* _To be done_: Pick out all lines with the word "autem" from the records that follow.

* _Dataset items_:

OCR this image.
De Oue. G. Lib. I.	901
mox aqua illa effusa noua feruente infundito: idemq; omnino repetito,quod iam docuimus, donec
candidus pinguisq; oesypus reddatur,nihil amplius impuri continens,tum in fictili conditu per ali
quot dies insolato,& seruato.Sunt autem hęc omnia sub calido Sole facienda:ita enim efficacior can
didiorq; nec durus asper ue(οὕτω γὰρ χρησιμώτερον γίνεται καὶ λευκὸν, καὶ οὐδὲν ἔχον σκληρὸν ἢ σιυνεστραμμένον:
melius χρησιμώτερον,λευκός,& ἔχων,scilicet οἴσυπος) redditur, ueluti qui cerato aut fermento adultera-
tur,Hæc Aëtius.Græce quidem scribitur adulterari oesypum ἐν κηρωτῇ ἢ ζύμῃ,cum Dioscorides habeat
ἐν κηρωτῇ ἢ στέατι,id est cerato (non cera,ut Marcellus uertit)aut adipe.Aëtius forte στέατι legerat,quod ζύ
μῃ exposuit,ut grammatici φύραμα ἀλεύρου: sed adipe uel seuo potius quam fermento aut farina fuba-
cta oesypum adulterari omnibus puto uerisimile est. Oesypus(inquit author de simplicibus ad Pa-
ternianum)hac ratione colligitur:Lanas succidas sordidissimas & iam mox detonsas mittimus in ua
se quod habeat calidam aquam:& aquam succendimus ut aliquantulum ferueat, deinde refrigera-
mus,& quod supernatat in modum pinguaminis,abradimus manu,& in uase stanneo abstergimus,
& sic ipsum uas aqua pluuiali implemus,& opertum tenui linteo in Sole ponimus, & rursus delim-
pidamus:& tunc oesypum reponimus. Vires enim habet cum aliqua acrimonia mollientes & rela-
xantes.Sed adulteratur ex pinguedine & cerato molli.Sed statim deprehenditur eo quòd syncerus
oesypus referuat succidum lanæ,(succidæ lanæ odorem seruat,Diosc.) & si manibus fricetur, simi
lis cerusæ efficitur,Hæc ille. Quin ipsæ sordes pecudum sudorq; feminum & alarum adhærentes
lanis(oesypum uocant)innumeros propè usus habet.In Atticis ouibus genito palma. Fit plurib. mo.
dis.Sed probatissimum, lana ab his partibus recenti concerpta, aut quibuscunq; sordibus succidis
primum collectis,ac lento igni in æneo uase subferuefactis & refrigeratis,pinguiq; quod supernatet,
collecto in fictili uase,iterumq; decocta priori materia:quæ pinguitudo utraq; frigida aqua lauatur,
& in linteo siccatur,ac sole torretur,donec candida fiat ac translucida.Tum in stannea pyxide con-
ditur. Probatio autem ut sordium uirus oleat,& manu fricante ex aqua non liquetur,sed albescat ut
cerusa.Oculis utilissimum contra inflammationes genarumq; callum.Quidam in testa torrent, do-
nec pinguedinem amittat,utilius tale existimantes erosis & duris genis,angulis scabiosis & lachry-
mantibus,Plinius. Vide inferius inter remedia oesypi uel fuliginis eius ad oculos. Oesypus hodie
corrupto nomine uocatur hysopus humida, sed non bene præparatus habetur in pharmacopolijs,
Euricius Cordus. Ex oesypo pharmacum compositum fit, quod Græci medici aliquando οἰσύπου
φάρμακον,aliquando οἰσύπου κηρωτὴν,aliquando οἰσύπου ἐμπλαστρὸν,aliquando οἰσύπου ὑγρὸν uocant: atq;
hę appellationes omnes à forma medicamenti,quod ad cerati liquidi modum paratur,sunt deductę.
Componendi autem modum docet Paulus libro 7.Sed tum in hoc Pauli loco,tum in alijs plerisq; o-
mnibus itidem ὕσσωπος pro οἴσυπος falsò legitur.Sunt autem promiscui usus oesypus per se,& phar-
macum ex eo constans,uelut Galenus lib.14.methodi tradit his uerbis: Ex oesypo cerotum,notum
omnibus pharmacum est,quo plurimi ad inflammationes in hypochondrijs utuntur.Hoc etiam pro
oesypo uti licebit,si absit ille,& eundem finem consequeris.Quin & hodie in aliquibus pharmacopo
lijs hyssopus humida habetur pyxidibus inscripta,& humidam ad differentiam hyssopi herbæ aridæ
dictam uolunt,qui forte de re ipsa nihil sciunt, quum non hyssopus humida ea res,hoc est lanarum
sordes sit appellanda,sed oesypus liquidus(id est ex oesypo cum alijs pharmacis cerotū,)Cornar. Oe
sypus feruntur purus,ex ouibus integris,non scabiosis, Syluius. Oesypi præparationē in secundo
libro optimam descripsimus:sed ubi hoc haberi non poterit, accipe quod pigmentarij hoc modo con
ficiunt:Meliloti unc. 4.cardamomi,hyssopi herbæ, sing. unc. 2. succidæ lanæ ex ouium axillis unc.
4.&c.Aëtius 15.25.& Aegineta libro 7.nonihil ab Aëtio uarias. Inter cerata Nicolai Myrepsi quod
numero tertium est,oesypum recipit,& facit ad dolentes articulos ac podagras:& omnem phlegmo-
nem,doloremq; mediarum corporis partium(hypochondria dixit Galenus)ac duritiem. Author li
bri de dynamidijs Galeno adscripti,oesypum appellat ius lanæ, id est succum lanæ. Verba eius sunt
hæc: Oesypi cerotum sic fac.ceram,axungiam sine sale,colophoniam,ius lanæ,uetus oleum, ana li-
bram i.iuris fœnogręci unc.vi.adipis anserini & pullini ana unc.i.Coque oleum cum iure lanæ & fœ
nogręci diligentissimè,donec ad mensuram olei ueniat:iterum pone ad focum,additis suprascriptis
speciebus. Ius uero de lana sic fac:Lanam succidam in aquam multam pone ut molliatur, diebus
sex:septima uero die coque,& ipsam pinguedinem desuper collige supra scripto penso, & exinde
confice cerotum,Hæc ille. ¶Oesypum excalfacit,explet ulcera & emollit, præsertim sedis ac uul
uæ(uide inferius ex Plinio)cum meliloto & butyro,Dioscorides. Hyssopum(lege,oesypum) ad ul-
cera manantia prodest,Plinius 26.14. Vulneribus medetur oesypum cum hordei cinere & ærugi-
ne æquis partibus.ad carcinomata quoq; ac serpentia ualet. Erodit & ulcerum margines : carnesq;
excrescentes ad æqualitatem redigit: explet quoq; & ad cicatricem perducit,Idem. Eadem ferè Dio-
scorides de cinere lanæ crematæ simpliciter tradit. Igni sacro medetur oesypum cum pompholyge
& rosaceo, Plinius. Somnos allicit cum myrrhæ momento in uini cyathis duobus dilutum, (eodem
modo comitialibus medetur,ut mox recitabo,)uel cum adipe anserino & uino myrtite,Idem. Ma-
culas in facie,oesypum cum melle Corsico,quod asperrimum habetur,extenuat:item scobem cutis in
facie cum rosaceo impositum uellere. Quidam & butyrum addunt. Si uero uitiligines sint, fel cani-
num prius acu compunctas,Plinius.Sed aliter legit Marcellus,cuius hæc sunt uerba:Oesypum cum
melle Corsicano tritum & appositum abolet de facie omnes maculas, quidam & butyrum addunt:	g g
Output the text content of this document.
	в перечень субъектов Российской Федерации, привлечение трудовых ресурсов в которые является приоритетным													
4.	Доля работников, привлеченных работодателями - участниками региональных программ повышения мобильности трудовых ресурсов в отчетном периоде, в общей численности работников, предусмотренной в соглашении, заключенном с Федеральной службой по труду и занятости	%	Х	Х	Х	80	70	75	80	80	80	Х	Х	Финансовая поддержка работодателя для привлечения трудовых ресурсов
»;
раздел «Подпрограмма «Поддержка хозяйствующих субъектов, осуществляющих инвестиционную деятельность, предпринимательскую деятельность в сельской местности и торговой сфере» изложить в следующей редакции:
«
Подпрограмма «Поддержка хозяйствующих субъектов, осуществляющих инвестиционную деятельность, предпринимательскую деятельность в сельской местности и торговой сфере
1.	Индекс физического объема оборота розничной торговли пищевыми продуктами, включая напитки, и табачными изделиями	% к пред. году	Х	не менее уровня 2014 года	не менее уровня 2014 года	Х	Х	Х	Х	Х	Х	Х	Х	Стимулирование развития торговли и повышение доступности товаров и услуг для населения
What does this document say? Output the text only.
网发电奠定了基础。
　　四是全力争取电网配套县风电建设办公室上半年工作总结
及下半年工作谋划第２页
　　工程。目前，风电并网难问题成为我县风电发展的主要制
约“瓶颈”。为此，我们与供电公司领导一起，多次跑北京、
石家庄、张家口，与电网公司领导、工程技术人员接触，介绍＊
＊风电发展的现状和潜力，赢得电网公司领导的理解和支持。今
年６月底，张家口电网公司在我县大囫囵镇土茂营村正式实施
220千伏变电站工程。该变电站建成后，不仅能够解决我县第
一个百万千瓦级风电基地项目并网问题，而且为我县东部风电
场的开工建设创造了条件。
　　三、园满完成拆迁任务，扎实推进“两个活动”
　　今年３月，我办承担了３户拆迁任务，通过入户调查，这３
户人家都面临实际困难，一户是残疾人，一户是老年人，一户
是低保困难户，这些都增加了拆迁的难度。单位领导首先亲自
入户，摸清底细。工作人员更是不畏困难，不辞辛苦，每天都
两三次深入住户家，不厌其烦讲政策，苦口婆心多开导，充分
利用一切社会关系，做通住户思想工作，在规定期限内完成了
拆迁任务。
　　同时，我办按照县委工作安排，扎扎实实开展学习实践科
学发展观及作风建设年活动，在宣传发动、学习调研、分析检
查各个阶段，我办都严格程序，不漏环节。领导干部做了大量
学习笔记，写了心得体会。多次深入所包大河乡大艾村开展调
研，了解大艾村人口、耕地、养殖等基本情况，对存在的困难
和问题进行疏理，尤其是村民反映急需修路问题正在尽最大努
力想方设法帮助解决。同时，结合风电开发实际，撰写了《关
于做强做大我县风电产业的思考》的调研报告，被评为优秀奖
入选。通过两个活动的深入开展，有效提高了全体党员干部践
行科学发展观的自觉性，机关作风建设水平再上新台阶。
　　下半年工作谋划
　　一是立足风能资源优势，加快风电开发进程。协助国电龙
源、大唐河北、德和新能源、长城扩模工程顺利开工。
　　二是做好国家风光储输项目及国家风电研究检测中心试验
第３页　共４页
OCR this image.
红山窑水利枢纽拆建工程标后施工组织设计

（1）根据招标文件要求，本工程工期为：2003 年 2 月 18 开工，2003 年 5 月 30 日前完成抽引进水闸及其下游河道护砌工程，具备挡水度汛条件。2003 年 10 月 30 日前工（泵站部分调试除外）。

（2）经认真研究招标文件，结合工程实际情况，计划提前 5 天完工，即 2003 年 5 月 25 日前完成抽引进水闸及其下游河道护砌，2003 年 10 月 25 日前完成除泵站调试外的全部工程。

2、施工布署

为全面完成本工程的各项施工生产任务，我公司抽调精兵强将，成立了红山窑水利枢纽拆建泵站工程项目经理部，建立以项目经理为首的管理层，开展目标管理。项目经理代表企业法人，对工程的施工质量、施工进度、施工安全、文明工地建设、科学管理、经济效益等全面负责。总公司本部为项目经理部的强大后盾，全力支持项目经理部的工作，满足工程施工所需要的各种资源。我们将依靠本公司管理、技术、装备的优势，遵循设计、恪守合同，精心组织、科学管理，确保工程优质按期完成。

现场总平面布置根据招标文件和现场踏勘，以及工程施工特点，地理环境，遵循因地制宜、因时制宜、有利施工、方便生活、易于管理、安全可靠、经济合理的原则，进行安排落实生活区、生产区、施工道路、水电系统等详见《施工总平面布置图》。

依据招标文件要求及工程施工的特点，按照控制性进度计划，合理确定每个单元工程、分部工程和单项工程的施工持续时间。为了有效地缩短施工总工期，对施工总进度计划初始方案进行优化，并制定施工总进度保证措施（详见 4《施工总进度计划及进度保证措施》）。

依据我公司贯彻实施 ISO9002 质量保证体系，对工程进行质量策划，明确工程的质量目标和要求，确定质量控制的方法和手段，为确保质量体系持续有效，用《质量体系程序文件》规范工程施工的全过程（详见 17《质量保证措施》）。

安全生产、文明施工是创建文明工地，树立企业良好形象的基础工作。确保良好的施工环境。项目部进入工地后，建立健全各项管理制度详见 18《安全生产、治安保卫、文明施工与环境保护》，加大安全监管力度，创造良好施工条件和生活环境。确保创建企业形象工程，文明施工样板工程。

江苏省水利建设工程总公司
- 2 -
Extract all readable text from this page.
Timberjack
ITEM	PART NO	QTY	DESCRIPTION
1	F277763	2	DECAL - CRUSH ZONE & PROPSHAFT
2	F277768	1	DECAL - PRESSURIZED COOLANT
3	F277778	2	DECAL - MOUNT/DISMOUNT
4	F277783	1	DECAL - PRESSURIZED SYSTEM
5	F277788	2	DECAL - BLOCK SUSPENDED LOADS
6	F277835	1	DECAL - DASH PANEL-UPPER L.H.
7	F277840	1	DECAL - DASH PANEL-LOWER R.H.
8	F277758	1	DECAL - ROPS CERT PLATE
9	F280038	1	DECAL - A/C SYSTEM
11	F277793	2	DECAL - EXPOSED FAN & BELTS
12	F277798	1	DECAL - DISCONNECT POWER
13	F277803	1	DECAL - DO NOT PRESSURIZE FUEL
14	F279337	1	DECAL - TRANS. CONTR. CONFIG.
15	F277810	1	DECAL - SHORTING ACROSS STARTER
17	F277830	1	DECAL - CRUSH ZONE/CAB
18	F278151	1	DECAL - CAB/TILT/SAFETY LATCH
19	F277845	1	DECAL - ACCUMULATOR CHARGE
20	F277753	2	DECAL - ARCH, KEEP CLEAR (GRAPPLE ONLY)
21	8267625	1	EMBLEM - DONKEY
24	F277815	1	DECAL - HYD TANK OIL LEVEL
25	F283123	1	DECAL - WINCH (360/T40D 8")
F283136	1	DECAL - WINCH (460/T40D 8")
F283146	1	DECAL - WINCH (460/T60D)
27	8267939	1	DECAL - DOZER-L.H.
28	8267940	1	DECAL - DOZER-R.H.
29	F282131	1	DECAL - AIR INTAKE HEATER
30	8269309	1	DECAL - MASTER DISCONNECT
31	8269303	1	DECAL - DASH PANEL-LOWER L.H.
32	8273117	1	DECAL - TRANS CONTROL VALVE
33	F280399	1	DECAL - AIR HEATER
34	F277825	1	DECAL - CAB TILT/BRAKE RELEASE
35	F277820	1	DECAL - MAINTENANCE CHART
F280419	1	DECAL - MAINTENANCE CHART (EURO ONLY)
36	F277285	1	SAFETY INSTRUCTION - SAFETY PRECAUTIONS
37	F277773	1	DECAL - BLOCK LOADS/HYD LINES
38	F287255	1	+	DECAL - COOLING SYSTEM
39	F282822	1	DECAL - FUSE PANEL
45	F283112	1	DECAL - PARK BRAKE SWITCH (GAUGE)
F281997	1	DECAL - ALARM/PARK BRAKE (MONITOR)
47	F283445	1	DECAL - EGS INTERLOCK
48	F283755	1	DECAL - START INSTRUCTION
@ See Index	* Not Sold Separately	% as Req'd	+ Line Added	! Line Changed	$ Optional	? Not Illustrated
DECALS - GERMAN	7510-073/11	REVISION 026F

* _Result for this exercise_:
quot dies insolato,& seruato.Sunt autem hęc omnia sub calido Sole facienda:ita enim efficacior can
ditur. Probatio autem ut sordium uirus oleat,& manu fricante ex aqua non liquetur,sed albescat ut
Componendi autem modum docet Paulus libro 7.Sed tum in hoc Pauli loco,tum in alijs plerisq; o-
mnibus itidem ὕσσωπος pro οἴσυπος falsò legitur.Sunt autem promiscui usus oesypus per se,& phar-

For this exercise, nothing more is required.